⟨

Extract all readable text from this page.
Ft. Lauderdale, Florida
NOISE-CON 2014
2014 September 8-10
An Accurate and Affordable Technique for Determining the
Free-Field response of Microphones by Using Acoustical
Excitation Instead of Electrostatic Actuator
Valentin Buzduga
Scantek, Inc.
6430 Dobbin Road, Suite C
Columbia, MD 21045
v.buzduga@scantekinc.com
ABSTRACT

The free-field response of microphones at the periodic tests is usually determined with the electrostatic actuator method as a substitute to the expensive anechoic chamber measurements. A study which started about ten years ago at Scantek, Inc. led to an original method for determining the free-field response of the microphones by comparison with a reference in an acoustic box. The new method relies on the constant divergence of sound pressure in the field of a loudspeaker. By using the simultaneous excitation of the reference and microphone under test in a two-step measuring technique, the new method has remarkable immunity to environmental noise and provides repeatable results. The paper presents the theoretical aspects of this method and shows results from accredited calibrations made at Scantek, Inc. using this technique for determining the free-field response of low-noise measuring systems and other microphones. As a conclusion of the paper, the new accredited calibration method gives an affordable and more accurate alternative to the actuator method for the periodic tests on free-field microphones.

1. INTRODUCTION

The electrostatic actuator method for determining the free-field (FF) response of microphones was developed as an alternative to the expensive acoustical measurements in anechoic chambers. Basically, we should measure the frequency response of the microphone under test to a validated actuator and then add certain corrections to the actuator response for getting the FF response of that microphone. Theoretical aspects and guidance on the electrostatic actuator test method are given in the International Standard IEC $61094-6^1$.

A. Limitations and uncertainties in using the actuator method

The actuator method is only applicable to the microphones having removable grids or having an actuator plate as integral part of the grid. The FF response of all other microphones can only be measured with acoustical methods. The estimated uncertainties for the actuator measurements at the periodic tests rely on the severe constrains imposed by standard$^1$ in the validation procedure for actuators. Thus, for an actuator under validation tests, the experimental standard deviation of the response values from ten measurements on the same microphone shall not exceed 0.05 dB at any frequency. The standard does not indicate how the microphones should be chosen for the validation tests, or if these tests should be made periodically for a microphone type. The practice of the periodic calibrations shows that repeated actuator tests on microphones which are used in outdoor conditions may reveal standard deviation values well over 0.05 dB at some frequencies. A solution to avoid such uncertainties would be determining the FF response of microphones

⟩

#### [Required task]
Copy every record exactly, with nothing added or dropped.

#### [Result for this task]
Extract all readable text from this page.
Ft. Lauderdale, Florida
NOISE-CON 2014
2014 September 8-10
An Accurate and Affordable Technique for Determining the
Free-Field response of Microphones by Using Acoustical
Excitation Instead of Electrostatic Actuator
Valentin Buzduga
Scantek, Inc.
6430 Dobbin Road, Suite C
Columbia, MD 21045
v.buzduga@scantekinc.com
ABSTRACT

The free-field response of microphones at the periodic tests is usually determined with the electrostatic actuator method as a substitute to the expensive anechoic chamber measurements. A study which started about ten years ago at Scantek, Inc. led to an original method for determining the free-field response of the microphones by comparison with a reference in an acoustic box. The new method relies on the constant divergence of sound pressure in the field of a loudspeaker. By using the simultaneous excitation of the reference and microphone under test in a two-step measuring technique, the new method has remarkable immunity to environmental noise and provides repeatable results. The paper presents the theoretical aspects of this method and shows results from accredited calibrations made at Scantek, Inc. using this technique for determining the free-field response of low-noise measuring systems and other microphones. As a conclusion of the paper, the new accredited calibration method gives an affordable and more accurate alternative to the actuator method for the periodic tests on free-field microphones.

1. INTRODUCTION

The electrostatic actuator method for determining the free-field (FF) response of microphones was developed as an alternative to the expensive acoustical measurements in anechoic chambers. Basically, we should measure the frequency response of the microphone under test to a validated actuator and then add certain corrections to the actuator response for getting the FF response of that microphone. Theoretical aspects and guidance on the electrostatic actuator test method are given in the International Standard IEC $61094-6^1$.

A. Limitations and uncertainties in using the actuator method

The actuator method is only applicable to the microphones having removable grids or having an actuator plate as integral part of the grid. The FF response of all other microphones can only be measured with acoustical methods. The estimated uncertainties for the actuator measurements at the periodic tests rely on the severe constrains imposed by standard$^1$ in the validation procedure for actuators. Thus, for an actuator under validation tests, the experimental standard deviation of the response values from ten measurements on the same microphone shall not exceed 0.05 dB at any frequency. The standard does not indicate how the microphones should be chosen for the validation tests, or if these tests should be made periodically for a microphone type. The practice of the periodic calibrations shows that repeated actuator tests on microphones which are used in outdoor conditions may reveal standard deviation values well over 0.05 dB at some frequencies. A solution to avoid such uncertainties would be determining the FF response of microphones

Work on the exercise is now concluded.